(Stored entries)
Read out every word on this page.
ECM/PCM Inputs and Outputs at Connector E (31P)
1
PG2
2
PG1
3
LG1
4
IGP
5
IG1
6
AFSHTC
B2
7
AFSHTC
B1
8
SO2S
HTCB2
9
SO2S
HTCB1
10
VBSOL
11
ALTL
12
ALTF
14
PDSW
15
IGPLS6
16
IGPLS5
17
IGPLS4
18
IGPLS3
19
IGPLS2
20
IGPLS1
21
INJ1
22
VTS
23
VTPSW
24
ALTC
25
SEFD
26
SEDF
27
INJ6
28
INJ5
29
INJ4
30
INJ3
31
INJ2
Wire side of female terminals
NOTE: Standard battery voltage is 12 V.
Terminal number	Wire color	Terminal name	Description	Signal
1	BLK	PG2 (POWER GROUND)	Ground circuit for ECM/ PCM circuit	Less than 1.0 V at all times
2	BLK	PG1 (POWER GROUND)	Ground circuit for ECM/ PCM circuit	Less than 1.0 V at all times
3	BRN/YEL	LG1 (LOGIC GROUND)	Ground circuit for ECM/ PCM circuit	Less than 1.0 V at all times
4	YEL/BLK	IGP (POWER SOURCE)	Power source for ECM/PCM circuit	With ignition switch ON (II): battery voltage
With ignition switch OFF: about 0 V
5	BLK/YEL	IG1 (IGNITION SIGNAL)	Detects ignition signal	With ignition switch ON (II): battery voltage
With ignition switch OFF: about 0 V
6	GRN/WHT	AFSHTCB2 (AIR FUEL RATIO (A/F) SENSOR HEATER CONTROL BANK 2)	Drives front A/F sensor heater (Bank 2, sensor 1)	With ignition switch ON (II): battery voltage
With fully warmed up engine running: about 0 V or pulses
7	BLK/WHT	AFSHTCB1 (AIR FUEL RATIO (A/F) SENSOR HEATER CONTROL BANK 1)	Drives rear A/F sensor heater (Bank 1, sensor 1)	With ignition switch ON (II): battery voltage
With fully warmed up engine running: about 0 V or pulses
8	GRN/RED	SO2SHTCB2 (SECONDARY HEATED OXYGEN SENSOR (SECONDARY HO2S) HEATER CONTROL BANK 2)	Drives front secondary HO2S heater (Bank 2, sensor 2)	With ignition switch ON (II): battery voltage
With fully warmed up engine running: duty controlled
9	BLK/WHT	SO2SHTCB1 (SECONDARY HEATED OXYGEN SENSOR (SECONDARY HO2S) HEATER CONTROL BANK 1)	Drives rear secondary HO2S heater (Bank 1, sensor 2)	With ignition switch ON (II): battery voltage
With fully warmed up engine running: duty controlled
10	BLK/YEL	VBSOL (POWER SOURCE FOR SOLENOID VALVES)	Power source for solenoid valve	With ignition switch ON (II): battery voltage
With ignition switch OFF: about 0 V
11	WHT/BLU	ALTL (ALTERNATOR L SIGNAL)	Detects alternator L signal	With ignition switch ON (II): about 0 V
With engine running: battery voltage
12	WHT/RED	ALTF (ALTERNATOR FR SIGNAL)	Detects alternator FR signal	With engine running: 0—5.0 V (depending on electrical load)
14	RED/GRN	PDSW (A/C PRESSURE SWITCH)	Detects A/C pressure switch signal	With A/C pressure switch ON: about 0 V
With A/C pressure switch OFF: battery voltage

* _DIRECTION_
Return only those lines of the records that contain the string "BANK".

* _SOLUTION FOR THIS TASK_
6	GRN/WHT	AFSHTCB2 (AIR FUEL RATIO (A/F) SENSOR HEATER CONTROL BANK 2)	Drives front A/F sensor heater (Bank 2, sensor 1)	With ignition switch ON (II): battery voltage
7	BLK/WHT	AFSHTCB1 (AIR FUEL RATIO (A/F) SENSOR HEATER CONTROL BANK 1)	Drives rear A/F sensor heater (Bank 1, sensor 1)	With ignition switch ON (II): battery voltage
8	GRN/RED	SO2SHTCB2 (SECONDARY HEATED OXYGEN SENSOR (SECONDARY HO2S) HEATER CONTROL BANK 2)	Drives front secondary HO2S heater (Bank 2, sensor 2)	With ignition switch ON (II): battery voltage
9	BLK/WHT	SO2SHTCB1 (SECONDARY HEATED OXYGEN SENSOR (SECONDARY HO2S) HEATER CONTROL BANK 1)	Drives rear secondary HO2S heater (Bank 1, sensor 2)	With ignition switch ON (II): battery voltage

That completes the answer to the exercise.